■ **Objective**
Type the records out again in full, exactly.

┏━━

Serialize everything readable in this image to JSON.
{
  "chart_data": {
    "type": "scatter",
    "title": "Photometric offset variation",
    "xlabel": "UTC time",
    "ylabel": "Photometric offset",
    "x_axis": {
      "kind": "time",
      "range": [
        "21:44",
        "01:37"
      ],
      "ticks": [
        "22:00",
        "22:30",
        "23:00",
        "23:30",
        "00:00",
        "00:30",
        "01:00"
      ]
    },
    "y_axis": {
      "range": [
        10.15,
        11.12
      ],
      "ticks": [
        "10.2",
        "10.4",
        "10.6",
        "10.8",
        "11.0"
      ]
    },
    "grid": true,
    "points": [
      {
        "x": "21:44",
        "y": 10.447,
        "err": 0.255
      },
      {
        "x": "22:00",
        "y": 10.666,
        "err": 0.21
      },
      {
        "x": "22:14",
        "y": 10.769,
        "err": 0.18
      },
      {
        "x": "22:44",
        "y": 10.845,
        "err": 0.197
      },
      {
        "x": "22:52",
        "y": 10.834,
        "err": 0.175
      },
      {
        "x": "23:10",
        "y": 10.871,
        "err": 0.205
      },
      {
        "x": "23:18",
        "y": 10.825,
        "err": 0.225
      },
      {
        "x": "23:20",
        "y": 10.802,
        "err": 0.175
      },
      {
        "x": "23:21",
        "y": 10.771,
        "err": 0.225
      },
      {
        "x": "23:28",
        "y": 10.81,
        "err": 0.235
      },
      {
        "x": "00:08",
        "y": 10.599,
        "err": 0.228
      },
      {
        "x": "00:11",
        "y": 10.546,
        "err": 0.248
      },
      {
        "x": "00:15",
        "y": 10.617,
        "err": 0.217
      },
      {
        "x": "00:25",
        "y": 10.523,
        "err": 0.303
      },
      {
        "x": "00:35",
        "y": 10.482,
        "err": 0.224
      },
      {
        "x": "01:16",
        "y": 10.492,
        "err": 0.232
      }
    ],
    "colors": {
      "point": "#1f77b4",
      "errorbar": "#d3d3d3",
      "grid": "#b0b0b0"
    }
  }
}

┗━━

■ **Full response**
Serialize everything readable in this image to JSON.
{
  "chart_data": {
    "type": "scatter",
    "title": "Photometric offset variation",
    "xlabel": "UTC time",
    "ylabel": "Photometric offset",
    "x_axis": {
      "kind": "time",
      "range": [
        "21:44",
        "01:37"
      ],
      "ticks": [
        "22:00",
        "22:30",
        "23:00",
        "23:30",
        "00:00",
        "00:30",
        "01:00"
      ]
    },
    "y_axis": {
      "range": [
        10.15,
        11.12
      ],
      "ticks": [
        "10.2",
        "10.4",
        "10.6",
        "10.8",
        "11.0"
      ]
    },
    "grid": true,
    "points": [
      {
        "x": "21:44",
        "y": 10.447,
        "err": 0.255
      },
      {
        "x": "22:00",
        "y": 10.666,
        "err": 0.21
      },
      {
        "x": "22:14",
        "y": 10.769,
        "err": 0.18
      },
      {
        "x": "22:44",
        "y": 10.845,
        "err": 0.197
      },
      {
        "x": "22:52",
        "y": 10.834,
        "err": 0.175
      },
      {
        "x": "23:10",
        "y": 10.871,
        "err": 0.205
      },
      {
        "x": "23:18",
        "y": 10.825,
        "err": 0.225
      },
      {
        "x": "23:20",
        "y": 10.802,
        "err": 0.175
      },
      {
        "x": "23:21",
        "y": 10.771,
        "err": 0.225
      },
      {
        "x": "23:28",
        "y": 10.81,
        "err": 0.235
      },
      {
        "x": "00:08",
        "y": 10.599,
        "err": 0.228
      },
      {
        "x": "00:11",
        "y": 10.546,
        "err": 0.248
      },
      {
        "x": "00:15",
        "y": 10.617,
        "err": 0.217
      },
      {
        "x": "00:25",
        "y": 10.523,
        "err": 0.303
      },
      {
        "x": "00:35",
        "y": 10.482,
        "err": 0.224
      },
      {
        "x": "01:16",
        "y": 10.492,
        "err": 0.232
      }
    ],
    "colors": {
      "point": "#1f77b4",
      "errorbar": "#d3d3d3",
      "grid": "#b0b0b0"
    }
  }
}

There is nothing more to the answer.